Records from a data source:
● ● ● ●
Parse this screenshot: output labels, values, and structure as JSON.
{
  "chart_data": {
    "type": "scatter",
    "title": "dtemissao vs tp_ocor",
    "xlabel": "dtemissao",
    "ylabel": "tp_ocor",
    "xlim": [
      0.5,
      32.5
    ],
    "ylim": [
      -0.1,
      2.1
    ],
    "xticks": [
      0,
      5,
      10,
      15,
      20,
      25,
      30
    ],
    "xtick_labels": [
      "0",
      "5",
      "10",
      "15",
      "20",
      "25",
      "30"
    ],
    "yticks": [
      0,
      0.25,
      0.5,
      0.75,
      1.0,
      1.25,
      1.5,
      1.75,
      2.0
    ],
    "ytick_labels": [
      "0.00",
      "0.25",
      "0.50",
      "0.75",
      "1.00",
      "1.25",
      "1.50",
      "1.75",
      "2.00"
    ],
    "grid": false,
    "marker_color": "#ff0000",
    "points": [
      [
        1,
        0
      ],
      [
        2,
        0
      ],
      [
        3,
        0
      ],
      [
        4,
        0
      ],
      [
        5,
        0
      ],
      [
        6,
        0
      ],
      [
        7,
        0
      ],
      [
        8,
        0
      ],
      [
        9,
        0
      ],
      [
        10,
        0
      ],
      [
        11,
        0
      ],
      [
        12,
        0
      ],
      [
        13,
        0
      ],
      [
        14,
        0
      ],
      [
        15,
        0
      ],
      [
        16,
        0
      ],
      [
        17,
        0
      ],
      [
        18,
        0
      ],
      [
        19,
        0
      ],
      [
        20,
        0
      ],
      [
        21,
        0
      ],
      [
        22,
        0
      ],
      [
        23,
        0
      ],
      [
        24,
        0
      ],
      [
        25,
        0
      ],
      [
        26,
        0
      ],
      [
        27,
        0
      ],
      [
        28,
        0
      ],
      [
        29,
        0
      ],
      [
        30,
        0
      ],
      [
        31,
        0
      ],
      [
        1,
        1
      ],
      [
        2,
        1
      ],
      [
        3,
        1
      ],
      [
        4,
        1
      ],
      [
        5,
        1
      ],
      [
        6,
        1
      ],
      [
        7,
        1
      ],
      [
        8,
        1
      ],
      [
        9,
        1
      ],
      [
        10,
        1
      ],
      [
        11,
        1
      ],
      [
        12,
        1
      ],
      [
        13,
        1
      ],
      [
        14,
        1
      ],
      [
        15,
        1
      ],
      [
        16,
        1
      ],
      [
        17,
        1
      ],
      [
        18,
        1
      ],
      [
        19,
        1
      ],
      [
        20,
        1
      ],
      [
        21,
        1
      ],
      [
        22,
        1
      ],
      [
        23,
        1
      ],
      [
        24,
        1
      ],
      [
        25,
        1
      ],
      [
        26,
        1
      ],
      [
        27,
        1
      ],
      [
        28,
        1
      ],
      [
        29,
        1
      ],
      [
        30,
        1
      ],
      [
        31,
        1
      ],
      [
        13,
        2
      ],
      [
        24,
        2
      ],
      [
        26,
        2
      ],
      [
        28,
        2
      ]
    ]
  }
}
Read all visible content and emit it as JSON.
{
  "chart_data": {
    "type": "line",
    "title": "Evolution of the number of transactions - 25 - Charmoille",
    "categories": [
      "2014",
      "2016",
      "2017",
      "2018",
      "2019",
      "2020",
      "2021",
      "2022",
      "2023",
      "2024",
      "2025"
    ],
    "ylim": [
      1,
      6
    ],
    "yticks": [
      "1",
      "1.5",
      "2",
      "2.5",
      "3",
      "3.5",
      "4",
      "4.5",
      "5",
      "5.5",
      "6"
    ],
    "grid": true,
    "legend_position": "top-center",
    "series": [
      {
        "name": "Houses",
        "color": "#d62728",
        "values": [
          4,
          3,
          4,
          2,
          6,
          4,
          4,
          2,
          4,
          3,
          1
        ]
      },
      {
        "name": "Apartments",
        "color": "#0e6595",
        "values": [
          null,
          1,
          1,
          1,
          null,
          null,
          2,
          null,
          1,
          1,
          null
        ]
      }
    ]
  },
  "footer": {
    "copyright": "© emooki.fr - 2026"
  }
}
● ● ● ●
_BRIEF_
From the material above, gather all lines that include the string "JSON" and copy them.

_TASK OUTPUT_
Parse this screenshot: output labels, values, and structure as JSON.
Read all visible content and emit it as JSON.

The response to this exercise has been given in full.